*JOB:*
Can you return every line of the material below word for word, with the pictures left out?

— begin WORKING DATA —

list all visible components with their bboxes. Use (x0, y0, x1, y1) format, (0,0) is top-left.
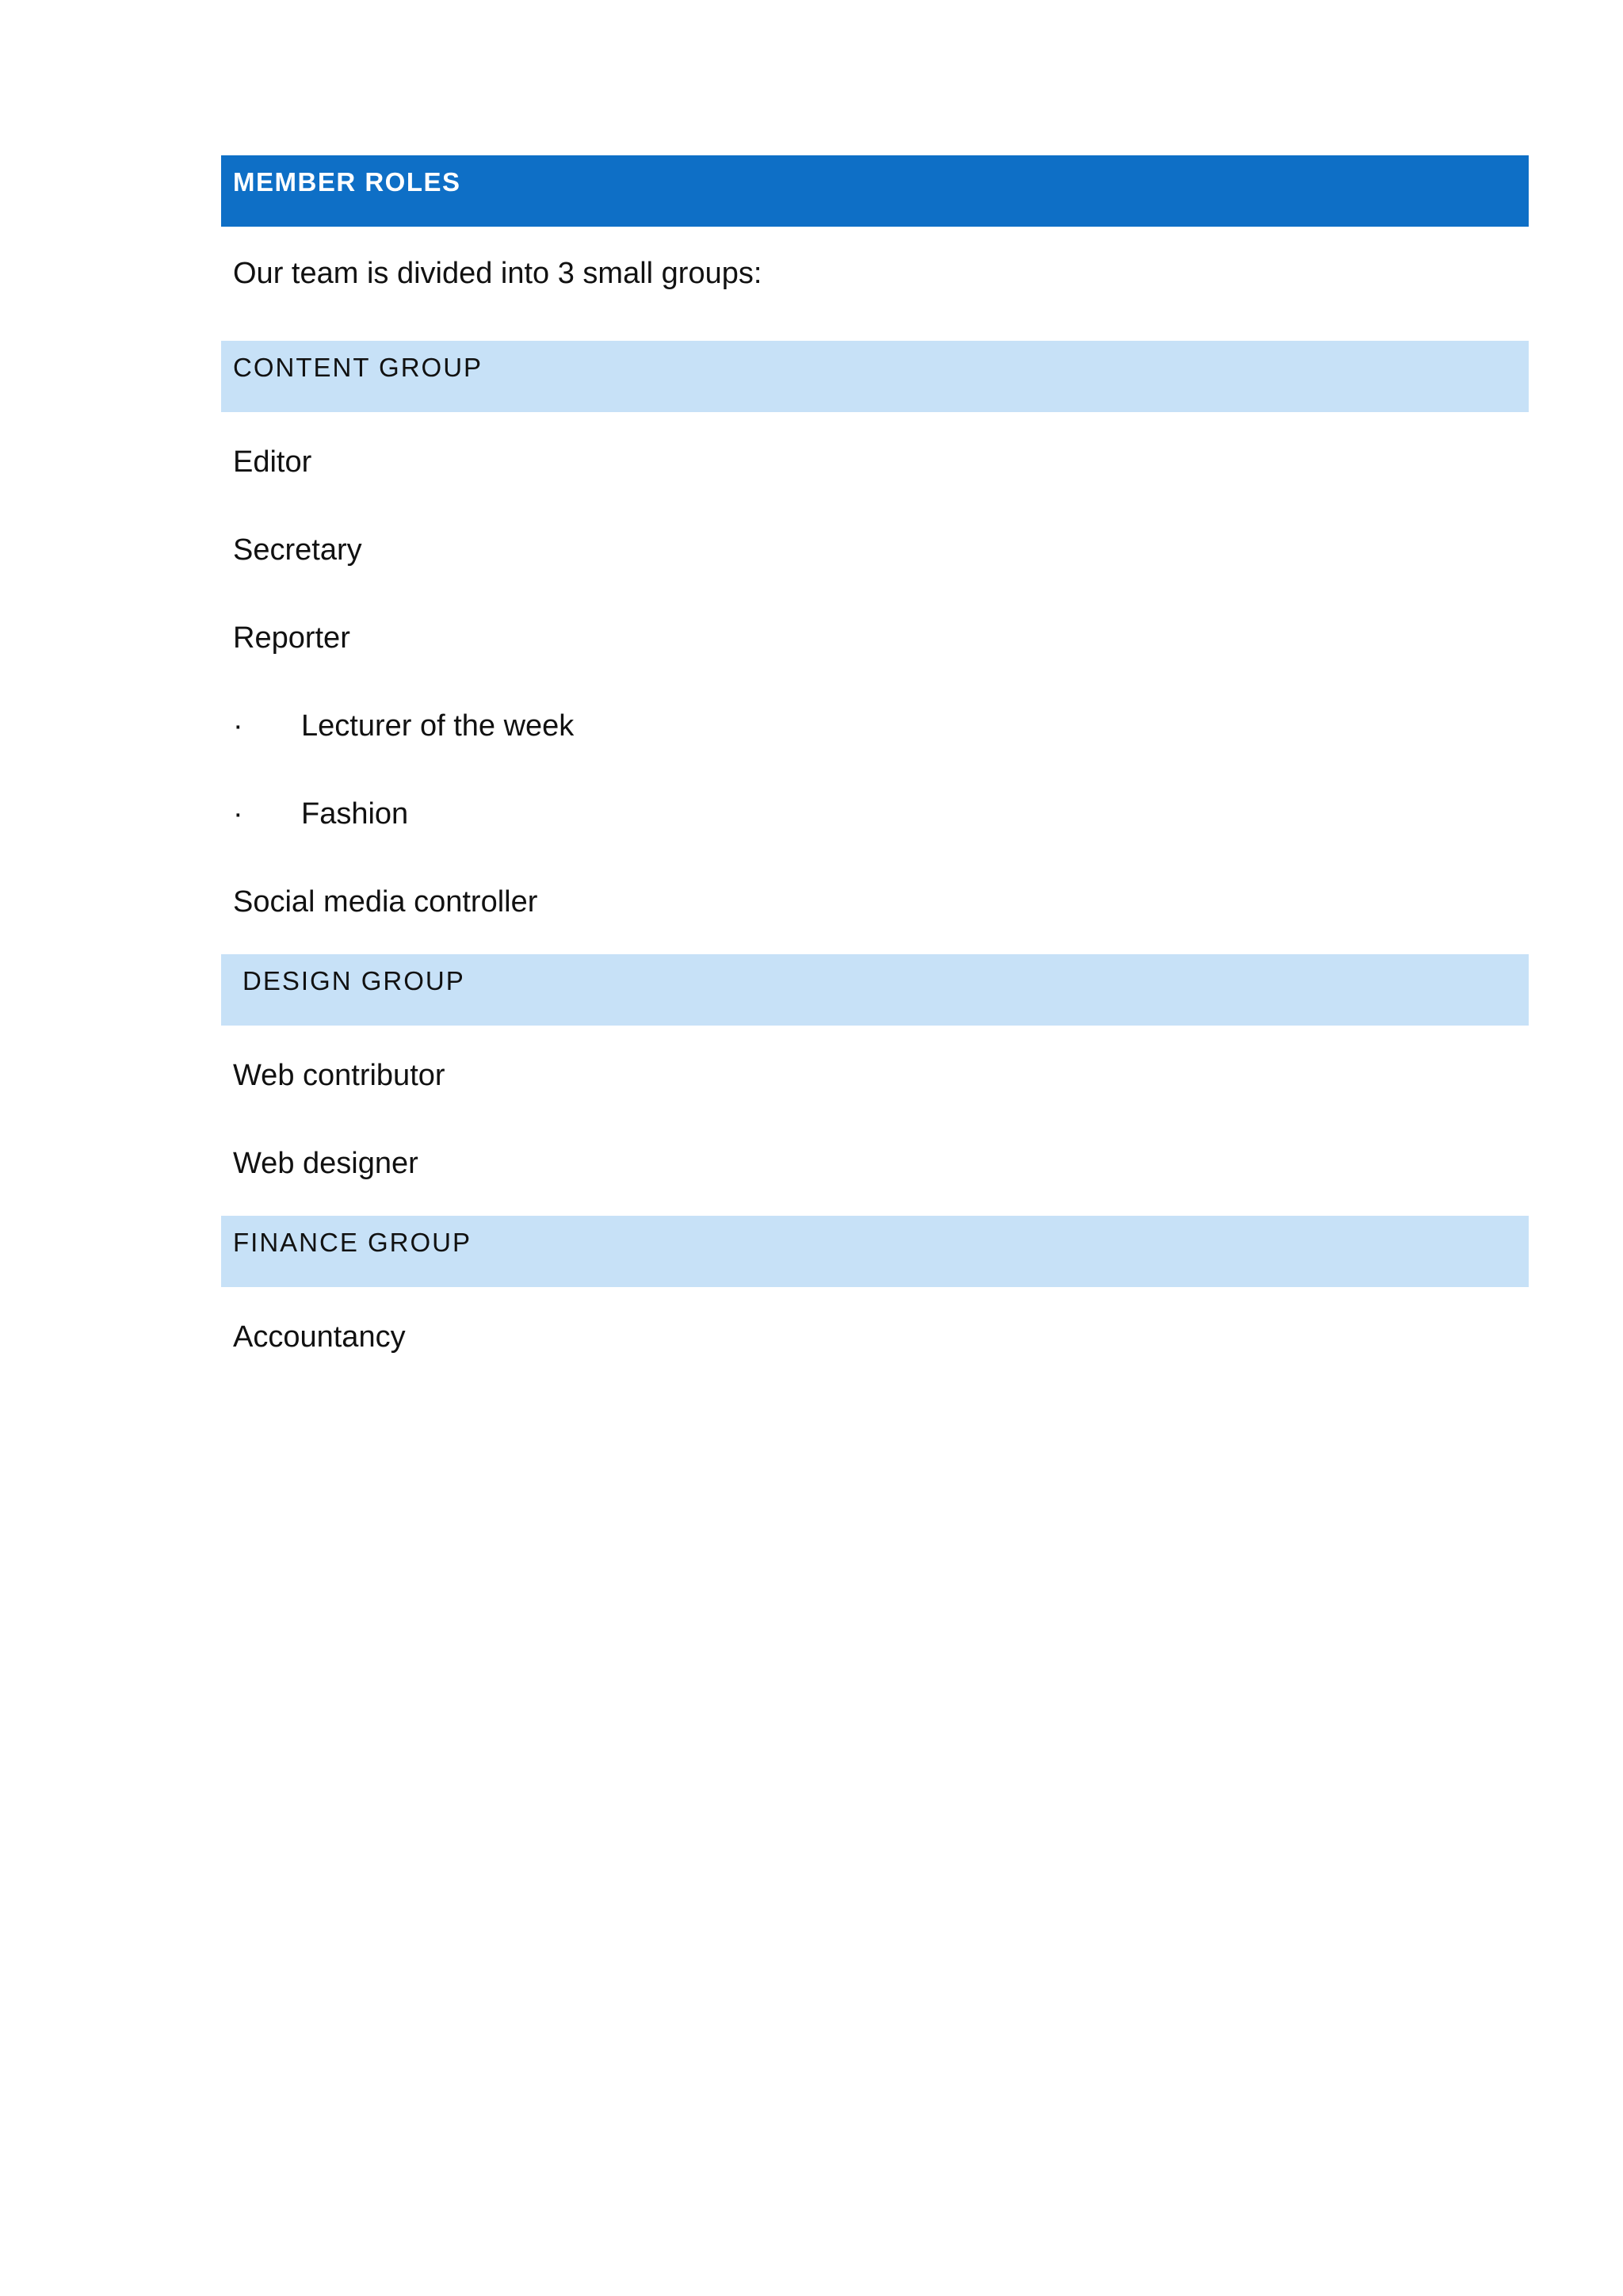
role-label: Fashion (301, 797, 409, 831)
role-item (221, 1322, 1529, 1389)
role-label: Accountancy (233, 1320, 406, 1354)
role-label: Web designer (233, 1147, 418, 1180)
role-label: Lecturer of the week (301, 709, 575, 743)
design-group-roles (221, 1060, 1529, 1216)
role-label: Editor (233, 445, 312, 479)
role-item (221, 535, 1529, 623)
intro-paragraph: Our team is divided into 3 small groups: (233, 257, 762, 290)
role-label: Social media controller (233, 885, 538, 919)
role-item (221, 447, 1529, 535)
role-item-bulleted (221, 711, 1529, 799)
role-item (221, 1148, 1529, 1216)
role-item (221, 1060, 1529, 1148)
content-group-roles (221, 447, 1529, 954)
group-heading-design: DESIGN GROUP (221, 954, 1529, 1026)
group-heading-finance: FINANCE GROUP (221, 1216, 1529, 1287)
section-heading-member-roles: MEMBER ROLES (221, 155, 1529, 227)
role-item-bulleted (221, 799, 1529, 887)
group-heading-content: CONTENT GROUP (221, 341, 1529, 412)
role-item (221, 887, 1529, 954)
role-label: Reporter (233, 621, 350, 655)
role-label: Secretary (233, 533, 362, 567)
document-content (221, 155, 1529, 1389)
role-item (221, 623, 1529, 711)
role-label: Web contributor (233, 1059, 445, 1092)
bullet-dot: · (233, 797, 243, 831)
finance-group-roles (221, 1322, 1529, 1389)
bullet-dot: · (233, 709, 243, 743)
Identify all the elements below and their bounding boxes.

— end WORKING DATA —

*EXERCISE RESPONSE:*
list all visible components with their bboxes. Use (x0, y0, x1, y1) format, (0,0) is top-left.
role-label: Fashion (301, 797, 409, 831)
role-item (221, 1322, 1529, 1389)
role-label: Accountancy (233, 1320, 406, 1354)
role-label: Web designer (233, 1147, 418, 1180)
role-label: Lecturer of the week (301, 709, 575, 743)
design-group-roles (221, 1060, 1529, 1216)
role-label: Editor (233, 445, 312, 479)
role-item (221, 535, 1529, 623)
intro-paragraph: Our team is divided into 3 small groups: (233, 257, 762, 290)
role-label: Social media controller (233, 885, 538, 919)
role-item (221, 447, 1529, 535)
role-item-bulleted (221, 711, 1529, 799)
role-item (221, 1148, 1529, 1216)
role-item (221, 1060, 1529, 1148)
content-group-roles (221, 447, 1529, 954)
group-heading-design: DESIGN GROUP (221, 954, 1529, 1026)
group-heading-finance: FINANCE GROUP (221, 1216, 1529, 1287)
section-heading-member-roles: MEMBER ROLES (221, 155, 1529, 227)
role-item-bulleted (221, 799, 1529, 887)
group-heading-content: CONTENT GROUP (221, 341, 1529, 412)
role-item (221, 887, 1529, 954)
role-label: Reporter (233, 621, 350, 655)
role-label: Secretary (233, 533, 362, 567)
document-content (221, 155, 1529, 1389)
role-item (221, 623, 1529, 711)
role-label: Web contributor (233, 1059, 445, 1092)
bullet-dot: · (233, 797, 243, 831)
finance-group-roles (221, 1322, 1529, 1389)
bullet-dot: · (233, 709, 243, 743)
Identify all the elements below and their bounding boxes.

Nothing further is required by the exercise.